AIM OF THE EXERCISE:
Return only those lines of the material that contain "muscle".

SOURCE INFORMATION:
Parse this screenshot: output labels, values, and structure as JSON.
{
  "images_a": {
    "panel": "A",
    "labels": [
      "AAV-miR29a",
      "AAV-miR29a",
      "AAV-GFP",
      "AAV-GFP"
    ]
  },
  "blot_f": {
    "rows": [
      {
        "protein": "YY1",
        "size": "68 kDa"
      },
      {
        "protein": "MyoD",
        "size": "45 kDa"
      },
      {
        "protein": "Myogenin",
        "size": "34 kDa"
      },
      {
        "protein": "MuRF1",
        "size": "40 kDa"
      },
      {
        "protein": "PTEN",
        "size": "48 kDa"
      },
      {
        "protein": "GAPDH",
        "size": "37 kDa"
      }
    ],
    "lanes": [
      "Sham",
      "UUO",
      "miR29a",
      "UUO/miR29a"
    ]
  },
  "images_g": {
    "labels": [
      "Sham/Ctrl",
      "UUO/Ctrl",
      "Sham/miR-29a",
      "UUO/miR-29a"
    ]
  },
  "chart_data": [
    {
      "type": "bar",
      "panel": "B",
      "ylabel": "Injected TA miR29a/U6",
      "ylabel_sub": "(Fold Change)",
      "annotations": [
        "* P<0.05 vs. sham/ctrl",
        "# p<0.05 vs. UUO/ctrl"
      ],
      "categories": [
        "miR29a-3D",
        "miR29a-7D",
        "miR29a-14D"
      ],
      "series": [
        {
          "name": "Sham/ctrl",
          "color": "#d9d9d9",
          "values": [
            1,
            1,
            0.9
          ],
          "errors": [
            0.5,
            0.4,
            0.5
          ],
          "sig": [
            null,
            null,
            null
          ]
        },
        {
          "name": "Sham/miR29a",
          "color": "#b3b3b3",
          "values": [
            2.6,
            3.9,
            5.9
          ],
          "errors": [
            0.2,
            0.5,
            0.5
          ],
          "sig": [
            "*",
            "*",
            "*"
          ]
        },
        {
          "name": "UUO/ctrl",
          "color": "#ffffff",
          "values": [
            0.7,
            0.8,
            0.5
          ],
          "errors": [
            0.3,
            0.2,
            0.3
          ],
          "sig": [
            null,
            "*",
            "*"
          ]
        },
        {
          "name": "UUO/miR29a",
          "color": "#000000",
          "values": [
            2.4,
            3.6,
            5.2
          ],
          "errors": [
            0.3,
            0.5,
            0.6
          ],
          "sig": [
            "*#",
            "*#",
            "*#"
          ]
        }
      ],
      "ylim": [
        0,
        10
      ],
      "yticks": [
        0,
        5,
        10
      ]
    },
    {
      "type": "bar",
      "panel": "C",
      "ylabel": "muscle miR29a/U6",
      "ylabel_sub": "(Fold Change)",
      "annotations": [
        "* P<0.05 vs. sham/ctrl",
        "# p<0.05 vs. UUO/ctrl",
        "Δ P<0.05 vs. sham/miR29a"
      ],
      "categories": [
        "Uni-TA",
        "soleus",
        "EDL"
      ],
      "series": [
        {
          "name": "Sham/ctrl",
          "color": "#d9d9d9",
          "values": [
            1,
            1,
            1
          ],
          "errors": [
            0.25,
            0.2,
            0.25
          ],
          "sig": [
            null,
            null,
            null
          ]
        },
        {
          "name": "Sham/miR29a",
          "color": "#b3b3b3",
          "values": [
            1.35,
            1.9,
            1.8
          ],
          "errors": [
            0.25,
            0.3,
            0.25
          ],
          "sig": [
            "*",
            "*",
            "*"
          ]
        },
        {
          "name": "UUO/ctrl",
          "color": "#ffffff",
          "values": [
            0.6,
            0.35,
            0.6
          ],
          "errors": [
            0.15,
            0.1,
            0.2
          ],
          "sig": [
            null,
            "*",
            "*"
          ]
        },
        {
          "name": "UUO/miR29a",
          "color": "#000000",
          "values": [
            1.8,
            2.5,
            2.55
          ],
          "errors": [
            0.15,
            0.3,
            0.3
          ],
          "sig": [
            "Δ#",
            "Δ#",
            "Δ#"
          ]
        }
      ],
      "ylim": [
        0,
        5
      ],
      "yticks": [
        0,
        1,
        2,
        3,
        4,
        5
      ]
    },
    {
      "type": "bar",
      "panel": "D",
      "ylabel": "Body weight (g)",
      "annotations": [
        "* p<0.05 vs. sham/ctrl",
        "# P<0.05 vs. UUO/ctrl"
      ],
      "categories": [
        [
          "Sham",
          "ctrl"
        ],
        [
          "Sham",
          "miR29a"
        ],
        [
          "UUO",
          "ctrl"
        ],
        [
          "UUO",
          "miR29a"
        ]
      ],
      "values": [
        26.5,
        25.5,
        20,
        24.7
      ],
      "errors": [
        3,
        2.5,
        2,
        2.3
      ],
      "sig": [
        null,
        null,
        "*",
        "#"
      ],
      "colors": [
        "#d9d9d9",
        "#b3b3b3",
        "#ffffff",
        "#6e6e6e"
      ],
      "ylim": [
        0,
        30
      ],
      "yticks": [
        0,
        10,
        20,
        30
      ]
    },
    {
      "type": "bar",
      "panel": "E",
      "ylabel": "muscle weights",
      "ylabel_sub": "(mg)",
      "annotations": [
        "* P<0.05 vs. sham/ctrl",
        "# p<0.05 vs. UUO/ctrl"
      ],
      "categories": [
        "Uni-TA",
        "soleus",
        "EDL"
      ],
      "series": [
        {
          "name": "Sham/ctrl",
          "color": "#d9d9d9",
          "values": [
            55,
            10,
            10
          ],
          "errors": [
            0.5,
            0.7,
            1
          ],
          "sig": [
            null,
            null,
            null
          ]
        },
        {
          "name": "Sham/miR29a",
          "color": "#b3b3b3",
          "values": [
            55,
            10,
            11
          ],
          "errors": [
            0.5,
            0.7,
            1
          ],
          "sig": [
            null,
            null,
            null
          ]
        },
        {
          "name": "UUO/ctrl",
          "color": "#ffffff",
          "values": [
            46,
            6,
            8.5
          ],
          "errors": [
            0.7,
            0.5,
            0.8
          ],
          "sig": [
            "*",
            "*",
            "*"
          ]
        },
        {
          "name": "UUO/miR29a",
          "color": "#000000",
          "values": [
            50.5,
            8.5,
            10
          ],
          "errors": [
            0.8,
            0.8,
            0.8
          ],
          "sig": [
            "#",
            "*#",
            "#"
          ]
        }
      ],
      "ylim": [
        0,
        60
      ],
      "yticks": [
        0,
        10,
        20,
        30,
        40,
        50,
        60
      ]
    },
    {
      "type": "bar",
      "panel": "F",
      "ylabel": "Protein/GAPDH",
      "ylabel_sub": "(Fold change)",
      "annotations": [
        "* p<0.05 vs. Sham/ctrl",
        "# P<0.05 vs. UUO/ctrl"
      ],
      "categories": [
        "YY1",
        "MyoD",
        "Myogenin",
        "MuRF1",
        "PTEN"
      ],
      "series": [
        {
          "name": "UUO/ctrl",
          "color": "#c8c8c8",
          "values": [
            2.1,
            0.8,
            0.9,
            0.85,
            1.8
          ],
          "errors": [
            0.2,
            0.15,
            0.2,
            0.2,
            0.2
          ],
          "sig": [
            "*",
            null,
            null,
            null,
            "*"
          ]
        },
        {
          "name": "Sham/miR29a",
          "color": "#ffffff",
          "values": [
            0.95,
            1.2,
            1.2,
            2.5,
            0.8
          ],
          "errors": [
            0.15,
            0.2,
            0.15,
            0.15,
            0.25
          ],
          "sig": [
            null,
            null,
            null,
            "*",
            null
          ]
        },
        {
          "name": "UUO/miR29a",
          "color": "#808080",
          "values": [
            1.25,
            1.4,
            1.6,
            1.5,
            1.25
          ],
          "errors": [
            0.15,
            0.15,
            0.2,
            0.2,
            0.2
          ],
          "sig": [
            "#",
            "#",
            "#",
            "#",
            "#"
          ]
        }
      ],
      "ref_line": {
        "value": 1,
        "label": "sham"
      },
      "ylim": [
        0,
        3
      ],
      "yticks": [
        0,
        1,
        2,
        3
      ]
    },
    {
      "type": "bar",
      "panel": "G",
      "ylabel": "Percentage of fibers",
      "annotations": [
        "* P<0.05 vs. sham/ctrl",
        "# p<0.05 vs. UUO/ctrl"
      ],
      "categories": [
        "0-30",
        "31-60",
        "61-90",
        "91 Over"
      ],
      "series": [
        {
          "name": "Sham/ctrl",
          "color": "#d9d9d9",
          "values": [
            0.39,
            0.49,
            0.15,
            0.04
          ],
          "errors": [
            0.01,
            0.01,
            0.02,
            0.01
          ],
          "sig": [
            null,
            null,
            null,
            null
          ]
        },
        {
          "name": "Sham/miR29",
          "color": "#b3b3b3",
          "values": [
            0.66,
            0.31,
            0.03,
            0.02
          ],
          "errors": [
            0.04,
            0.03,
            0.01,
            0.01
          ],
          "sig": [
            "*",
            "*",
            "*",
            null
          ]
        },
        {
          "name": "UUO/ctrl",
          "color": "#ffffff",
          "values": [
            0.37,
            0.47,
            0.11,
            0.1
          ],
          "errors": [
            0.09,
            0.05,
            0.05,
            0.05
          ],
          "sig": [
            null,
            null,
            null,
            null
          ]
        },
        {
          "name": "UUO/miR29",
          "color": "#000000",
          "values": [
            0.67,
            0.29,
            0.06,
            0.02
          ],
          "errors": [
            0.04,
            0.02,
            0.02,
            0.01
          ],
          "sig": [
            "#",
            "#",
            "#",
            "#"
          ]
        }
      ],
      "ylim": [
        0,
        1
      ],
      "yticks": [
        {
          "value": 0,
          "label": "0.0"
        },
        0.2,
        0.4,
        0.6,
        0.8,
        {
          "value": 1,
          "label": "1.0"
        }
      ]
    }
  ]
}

RESULT:
      "ylabel": "muscle miR29a/U6",
      "ylabel": "muscle weights",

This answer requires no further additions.